Material for the task
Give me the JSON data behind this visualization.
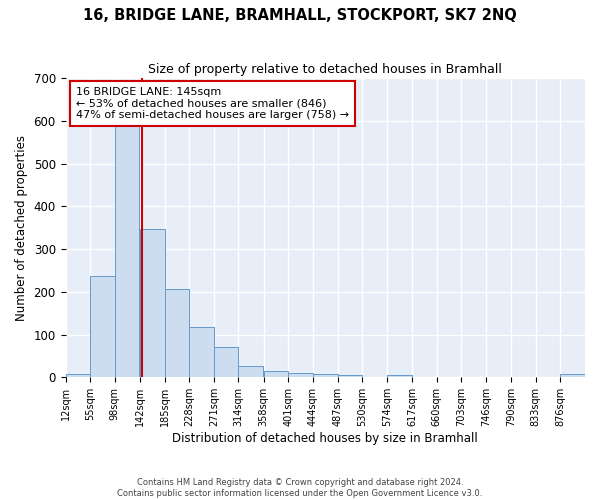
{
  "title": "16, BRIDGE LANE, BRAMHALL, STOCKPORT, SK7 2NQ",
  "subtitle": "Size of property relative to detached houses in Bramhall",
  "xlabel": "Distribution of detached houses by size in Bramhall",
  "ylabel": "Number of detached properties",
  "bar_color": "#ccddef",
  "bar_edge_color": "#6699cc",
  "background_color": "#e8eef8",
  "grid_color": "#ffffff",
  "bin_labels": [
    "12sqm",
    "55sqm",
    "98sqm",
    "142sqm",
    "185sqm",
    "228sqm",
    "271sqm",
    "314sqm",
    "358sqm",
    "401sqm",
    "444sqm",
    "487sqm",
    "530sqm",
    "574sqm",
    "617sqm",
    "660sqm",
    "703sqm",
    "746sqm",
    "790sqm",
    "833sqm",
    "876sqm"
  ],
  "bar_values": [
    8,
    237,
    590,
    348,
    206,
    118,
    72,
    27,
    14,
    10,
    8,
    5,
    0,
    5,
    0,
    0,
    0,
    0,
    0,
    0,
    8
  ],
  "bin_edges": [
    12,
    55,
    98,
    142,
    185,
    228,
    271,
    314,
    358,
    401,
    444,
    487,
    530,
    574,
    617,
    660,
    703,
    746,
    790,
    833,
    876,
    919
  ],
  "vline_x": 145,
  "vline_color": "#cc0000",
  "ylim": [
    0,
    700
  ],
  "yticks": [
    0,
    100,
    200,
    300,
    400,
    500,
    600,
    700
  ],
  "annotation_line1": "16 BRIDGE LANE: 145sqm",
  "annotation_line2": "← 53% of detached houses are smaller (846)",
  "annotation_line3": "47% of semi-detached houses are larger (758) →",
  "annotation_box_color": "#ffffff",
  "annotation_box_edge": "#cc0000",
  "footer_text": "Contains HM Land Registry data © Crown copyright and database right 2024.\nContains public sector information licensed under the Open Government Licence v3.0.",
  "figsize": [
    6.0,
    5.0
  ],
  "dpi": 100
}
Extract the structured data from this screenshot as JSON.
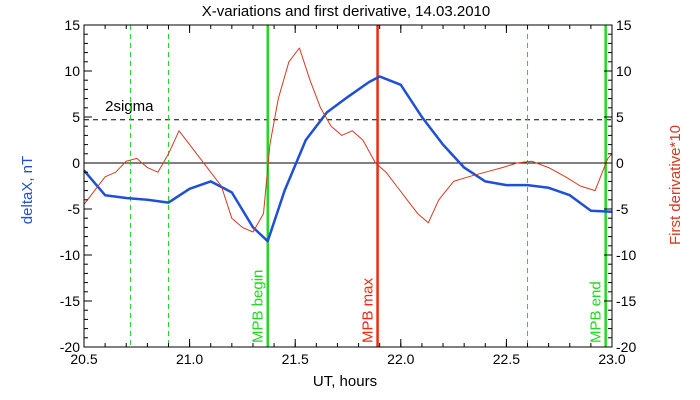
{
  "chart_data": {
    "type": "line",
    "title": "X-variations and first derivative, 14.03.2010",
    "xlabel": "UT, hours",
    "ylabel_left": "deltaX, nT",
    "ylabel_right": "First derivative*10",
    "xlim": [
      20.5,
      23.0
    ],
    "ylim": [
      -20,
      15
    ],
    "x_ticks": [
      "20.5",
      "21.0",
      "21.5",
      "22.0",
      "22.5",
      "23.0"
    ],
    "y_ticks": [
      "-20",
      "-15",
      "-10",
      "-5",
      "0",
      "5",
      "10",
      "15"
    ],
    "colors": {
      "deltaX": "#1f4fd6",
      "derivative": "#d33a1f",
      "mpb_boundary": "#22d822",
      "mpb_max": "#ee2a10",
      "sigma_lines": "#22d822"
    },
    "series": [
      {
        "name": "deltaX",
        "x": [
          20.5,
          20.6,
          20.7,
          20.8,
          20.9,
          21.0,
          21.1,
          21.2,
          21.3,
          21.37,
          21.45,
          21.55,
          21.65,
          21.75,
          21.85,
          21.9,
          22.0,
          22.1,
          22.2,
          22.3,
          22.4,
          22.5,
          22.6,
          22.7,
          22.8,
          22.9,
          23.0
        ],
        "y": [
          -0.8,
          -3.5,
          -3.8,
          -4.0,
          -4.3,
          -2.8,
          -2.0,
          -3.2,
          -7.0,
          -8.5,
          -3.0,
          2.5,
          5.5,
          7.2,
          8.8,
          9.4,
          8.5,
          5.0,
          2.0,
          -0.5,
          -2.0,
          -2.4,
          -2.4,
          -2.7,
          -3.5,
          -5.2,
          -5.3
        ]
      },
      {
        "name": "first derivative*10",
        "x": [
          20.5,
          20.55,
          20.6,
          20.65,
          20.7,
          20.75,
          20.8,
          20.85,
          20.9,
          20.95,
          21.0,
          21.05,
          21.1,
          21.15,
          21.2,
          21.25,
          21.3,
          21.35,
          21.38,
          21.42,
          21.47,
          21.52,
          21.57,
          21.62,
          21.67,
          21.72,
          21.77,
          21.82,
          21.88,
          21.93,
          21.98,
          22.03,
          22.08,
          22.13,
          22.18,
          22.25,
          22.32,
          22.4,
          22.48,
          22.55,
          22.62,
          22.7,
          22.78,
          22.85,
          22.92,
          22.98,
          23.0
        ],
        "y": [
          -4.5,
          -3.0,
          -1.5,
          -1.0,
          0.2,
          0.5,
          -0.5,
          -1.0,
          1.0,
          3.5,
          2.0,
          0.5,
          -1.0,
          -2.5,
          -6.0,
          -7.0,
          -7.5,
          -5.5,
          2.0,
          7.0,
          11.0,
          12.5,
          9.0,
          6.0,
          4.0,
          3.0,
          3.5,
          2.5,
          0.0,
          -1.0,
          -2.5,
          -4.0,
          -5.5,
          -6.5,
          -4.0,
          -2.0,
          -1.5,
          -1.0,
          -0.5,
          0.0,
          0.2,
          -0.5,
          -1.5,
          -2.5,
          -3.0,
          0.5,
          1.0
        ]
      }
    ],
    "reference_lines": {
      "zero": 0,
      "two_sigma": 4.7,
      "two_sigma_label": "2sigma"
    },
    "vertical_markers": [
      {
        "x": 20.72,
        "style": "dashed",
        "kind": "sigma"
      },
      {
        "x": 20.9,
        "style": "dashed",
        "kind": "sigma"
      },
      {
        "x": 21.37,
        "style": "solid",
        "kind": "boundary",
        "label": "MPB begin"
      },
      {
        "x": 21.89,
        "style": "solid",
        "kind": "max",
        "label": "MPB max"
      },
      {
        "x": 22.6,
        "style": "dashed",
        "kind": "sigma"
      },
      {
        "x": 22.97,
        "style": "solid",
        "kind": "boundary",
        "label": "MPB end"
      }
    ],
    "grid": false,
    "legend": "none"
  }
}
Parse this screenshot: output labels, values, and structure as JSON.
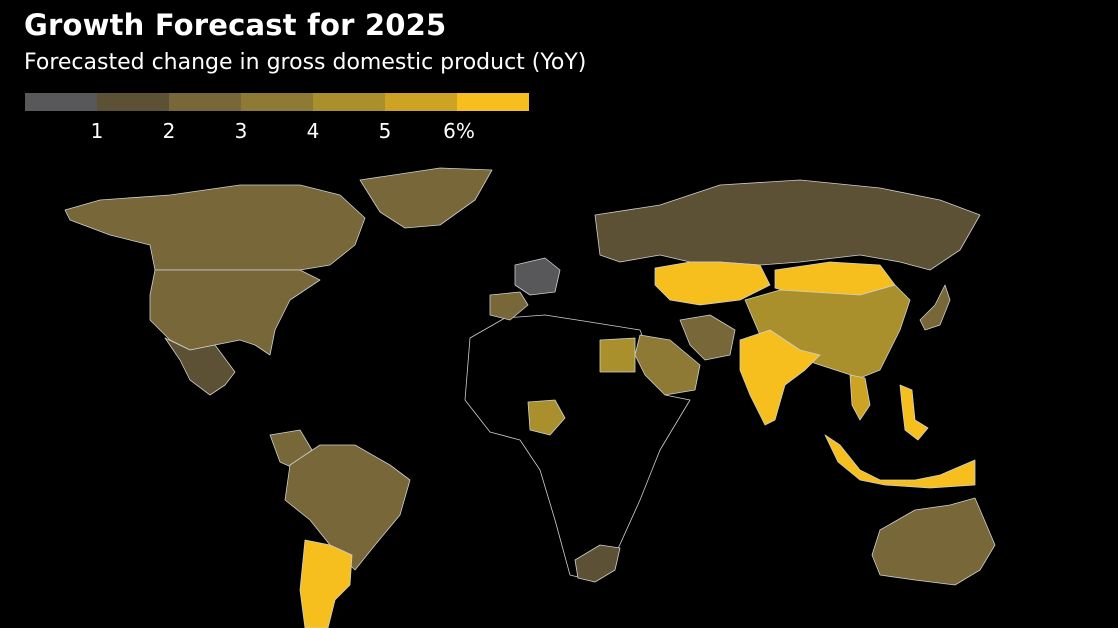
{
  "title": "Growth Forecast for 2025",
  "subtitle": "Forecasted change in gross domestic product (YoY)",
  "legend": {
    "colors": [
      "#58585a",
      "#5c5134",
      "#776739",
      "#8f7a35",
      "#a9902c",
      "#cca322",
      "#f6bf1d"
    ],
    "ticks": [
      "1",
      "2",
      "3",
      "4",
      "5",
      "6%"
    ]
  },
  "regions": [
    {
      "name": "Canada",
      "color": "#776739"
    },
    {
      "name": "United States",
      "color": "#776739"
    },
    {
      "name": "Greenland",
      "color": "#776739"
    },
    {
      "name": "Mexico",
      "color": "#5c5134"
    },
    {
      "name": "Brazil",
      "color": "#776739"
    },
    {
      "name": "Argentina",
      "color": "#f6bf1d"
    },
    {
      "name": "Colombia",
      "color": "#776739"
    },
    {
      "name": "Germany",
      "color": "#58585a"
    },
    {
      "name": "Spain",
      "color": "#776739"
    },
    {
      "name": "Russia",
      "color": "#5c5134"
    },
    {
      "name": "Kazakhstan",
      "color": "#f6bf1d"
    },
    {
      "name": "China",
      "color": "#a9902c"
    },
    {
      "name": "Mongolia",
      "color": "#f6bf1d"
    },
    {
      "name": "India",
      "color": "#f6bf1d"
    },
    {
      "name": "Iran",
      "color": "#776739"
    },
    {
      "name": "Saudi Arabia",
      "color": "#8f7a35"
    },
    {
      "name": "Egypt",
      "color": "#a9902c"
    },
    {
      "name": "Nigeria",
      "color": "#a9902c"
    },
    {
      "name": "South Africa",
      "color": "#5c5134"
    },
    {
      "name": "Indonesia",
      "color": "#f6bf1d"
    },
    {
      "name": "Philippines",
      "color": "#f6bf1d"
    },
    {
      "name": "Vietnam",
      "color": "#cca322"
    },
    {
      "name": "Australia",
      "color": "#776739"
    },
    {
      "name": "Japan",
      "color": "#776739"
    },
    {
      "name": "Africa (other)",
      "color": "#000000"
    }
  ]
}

To do
Only lines with the word "detached" are wanted, so copy each one from the records.

Answer to the task
  "subtitle": "Size of property relative to detached houses in Bramhall",
  "xlabel": "Distribution of detached houses by size in Bramhall",
  "ylabel": "Number of detached properties",
  "annotation_line2": "← 53% of detached houses are smaller (846)",
  "annotation_line3": "47% of semi-detached houses are larger (758) →",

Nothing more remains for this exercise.